_INSTRUCTIONS FOR THE TASK_
Pictures should be excluded; otherwise, copy every entry exactly.

____ EXERCISE MATERIALS

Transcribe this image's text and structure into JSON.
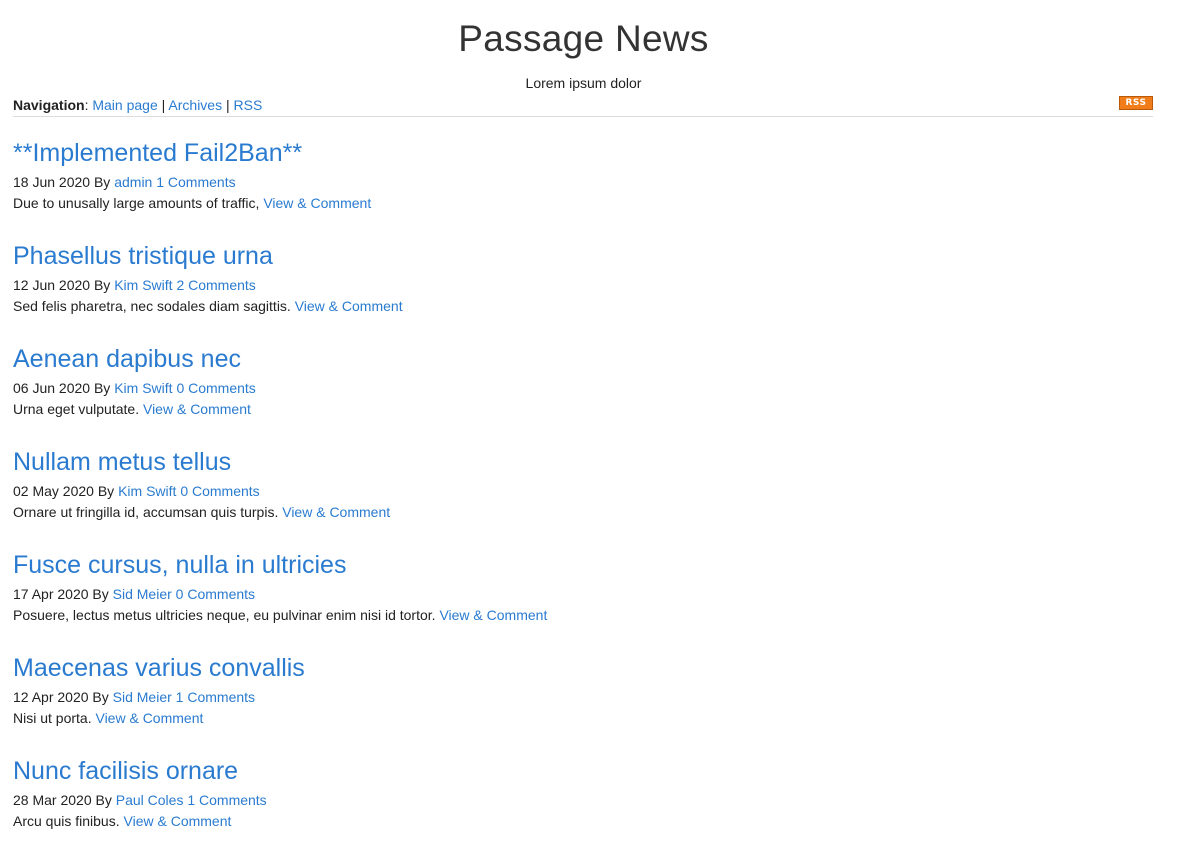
{
  "site": {
    "title": "Passage News",
    "tagline": "Lorem ipsum dolor"
  },
  "nav": {
    "label": "Navigation",
    "colon": ":",
    "separator": "|",
    "items": [
      {
        "label": "Main page"
      },
      {
        "label": "Archives"
      },
      {
        "label": "RSS"
      }
    ],
    "rss_badge": "RSS",
    "rss_badge_color": "#f07d1a"
  },
  "colors": {
    "link": "#2a7bd0",
    "text": "#222222"
  },
  "posts": [
    {
      "title": "**Implemented Fail2Ban**",
      "date": "18 Jun 2020",
      "by": "By",
      "author": "admin",
      "comments": "1 Comments",
      "excerpt": "Due to unusally large amounts of traffic,",
      "link": "View & Comment"
    },
    {
      "title": "Phasellus tristique urna",
      "date": "12 Jun 2020",
      "by": "By",
      "author": "Kim Swift",
      "comments": "2 Comments",
      "excerpt": "Sed felis pharetra, nec sodales diam sagittis.",
      "link": "View & Comment"
    },
    {
      "title": "Aenean dapibus nec",
      "date": "06 Jun 2020",
      "by": "By",
      "author": "Kim Swift",
      "comments": "0 Comments",
      "excerpt": "Urna eget vulputate.",
      "link": "View & Comment"
    },
    {
      "title": "Nullam metus tellus",
      "date": "02 May 2020",
      "by": "By",
      "author": "Kim Swift",
      "comments": "0 Comments",
      "excerpt": "Ornare ut fringilla id, accumsan quis turpis.",
      "link": "View & Comment"
    },
    {
      "title": "Fusce cursus, nulla in ultricies",
      "date": "17 Apr 2020",
      "by": "By",
      "author": "Sid Meier",
      "comments": "0 Comments",
      "excerpt": "Posuere, lectus metus ultricies neque, eu pulvinar enim nisi id tortor.",
      "link": "View & Comment"
    },
    {
      "title": "Maecenas varius convallis",
      "date": "12 Apr 2020",
      "by": "By",
      "author": "Sid Meier",
      "comments": "1 Comments",
      "excerpt": "Nisi ut porta.",
      "link": "View & Comment"
    },
    {
      "title": "Nunc facilisis ornare",
      "date": "28 Mar 2020",
      "by": "By",
      "author": "Paul Coles",
      "comments": "1 Comments",
      "excerpt": "Arcu quis finibus.",
      "link": "View & Comment"
    }
  ]
}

________

_ANSWER BELOW_
Transcribe this image's text and structure into JSON.
{
  "site": {
    "title": "Passage News",
    "tagline": "Lorem ipsum dolor"
  },
  "nav": {
    "label": "Navigation",
    "colon": ":",
    "separator": "|",
    "items": [
      {
        "label": "Main page"
      },
      {
        "label": "Archives"
      },
      {
        "label": "RSS"
      }
    ],
    "rss_badge": "RSS",
    "rss_badge_color": "#f07d1a"
  },
  "colors": {
    "link": "#2a7bd0",
    "text": "#222222"
  },
  "posts": [
    {
      "title": "**Implemented Fail2Ban**",
      "date": "18 Jun 2020",
      "by": "By",
      "author": "admin",
      "comments": "1 Comments",
      "excerpt": "Due to unusally large amounts of traffic,",
      "link": "View & Comment"
    },
    {
      "title": "Phasellus tristique urna",
      "date": "12 Jun 2020",
      "by": "By",
      "author": "Kim Swift",
      "comments": "2 Comments",
      "excerpt": "Sed felis pharetra, nec sodales diam sagittis.",
      "link": "View & Comment"
    },
    {
      "title": "Aenean dapibus nec",
      "date": "06 Jun 2020",
      "by": "By",
      "author": "Kim Swift",
      "comments": "0 Comments",
      "excerpt": "Urna eget vulputate.",
      "link": "View & Comment"
    },
    {
      "title": "Nullam metus tellus",
      "date": "02 May 2020",
      "by": "By",
      "author": "Kim Swift",
      "comments": "0 Comments",
      "excerpt": "Ornare ut fringilla id, accumsan quis turpis.",
      "link": "View & Comment"
    },
    {
      "title": "Fusce cursus, nulla in ultricies",
      "date": "17 Apr 2020",
      "by": "By",
      "author": "Sid Meier",
      "comments": "0 Comments",
      "excerpt": "Posuere, lectus metus ultricies neque, eu pulvinar enim nisi id tortor.",
      "link": "View & Comment"
    },
    {
      "title": "Maecenas varius convallis",
      "date": "12 Apr 2020",
      "by": "By",
      "author": "Sid Meier",
      "comments": "1 Comments",
      "excerpt": "Nisi ut porta.",
      "link": "View & Comment"
    },
    {
      "title": "Nunc facilisis ornare",
      "date": "28 Mar 2020",
      "by": "By",
      "author": "Paul Coles",
      "comments": "1 Comments",
      "excerpt": "Arcu quis finibus.",
      "link": "View & Comment"
    }
  ]
}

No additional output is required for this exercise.